DIRECTIONS: Copy out the data below as written; omit any images.

Stored items:

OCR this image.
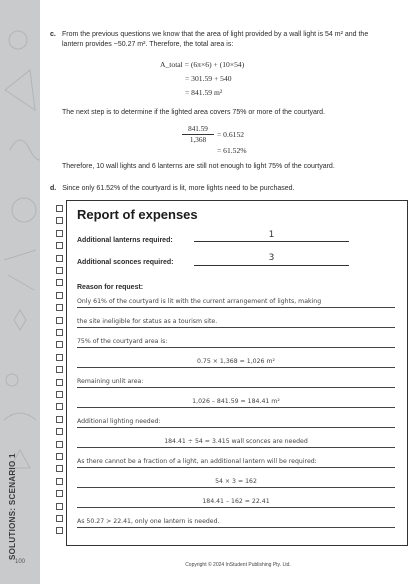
SOLUTIONS: SCENARIO 1
100
c. From the previous questions we know that the area of light provided by a wall light is 54 m² and the lantern provides ~50.27 m². Therefore, the total area is:
A_total = (6π×6) + (10×54)
= 301.59 + 540
= 841.59 m²
The next step is to determine if the lighted area covers 75% or more of the courtyard.
$\frac{841.59}{1,368}$
= 0.6152
= 61.52%
Therefore, 10 wall lights and 6 lanterns are still not enough to light 75% of the courtyard.
d. Since only 61.52% of the courtyard is lit, more lights need to be purchased.
Report of expenses
Additional lanterns required:
1
Additional sconces required:	3
Reason for request:
Only 61% of the courtyard is lit with the current arrangement of lights, making
the site ineligible for status as a tourism site.
75% of the courtyard area is:
0.75 × 1,368 = 1,026 m²
Remaining unlit area:
1,026 – 841.59 = 184.41 m²
Additional lighting needed:
184.41 ÷ 54 = 3.415 wall sconces are needed
As there cannot be a fraction of a light, an additional lantern will be required:
54 × 3 = 162
184.41 – 162 = 22.41
As 50.27 > 22.41, only one lantern is needed.
Copyright © 2024 InStudent Publishing Pty. Ltd.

RESPONSE:
OCR this image.
SOLUTIONS: SCENARIO 1
100
c. From the previous questions we know that the area of light provided by a wall light is 54 m² and the lantern provides ~50.27 m². Therefore, the total area is:
A_total = (6π×6) + (10×54)
= 301.59 + 540
= 841.59 m²
The next step is to determine if the lighted area covers 75% or more of the courtyard.
$\frac{841.59}{1,368}$
= 0.6152
= 61.52%
Therefore, 10 wall lights and 6 lanterns are still not enough to light 75% of the courtyard.
d. Since only 61.52% of the courtyard is lit, more lights need to be purchased.
Report of expenses
Additional lanterns required:
1
Additional sconces required:	3
Reason for request:
Only 61% of the courtyard is lit with the current arrangement of lights, making
the site ineligible for status as a tourism site.
75% of the courtyard area is:
0.75 × 1,368 = 1,026 m²
Remaining unlit area:
1,026 – 841.59 = 184.41 m²
Additional lighting needed:
184.41 ÷ 54 = 3.415 wall sconces are needed
As there cannot be a fraction of a light, an additional lantern will be required:
54 × 3 = 162
184.41 – 162 = 22.41
As 50.27 > 22.41, only one lantern is needed.
Copyright © 2024 InStudent Publishing Pty. Ltd.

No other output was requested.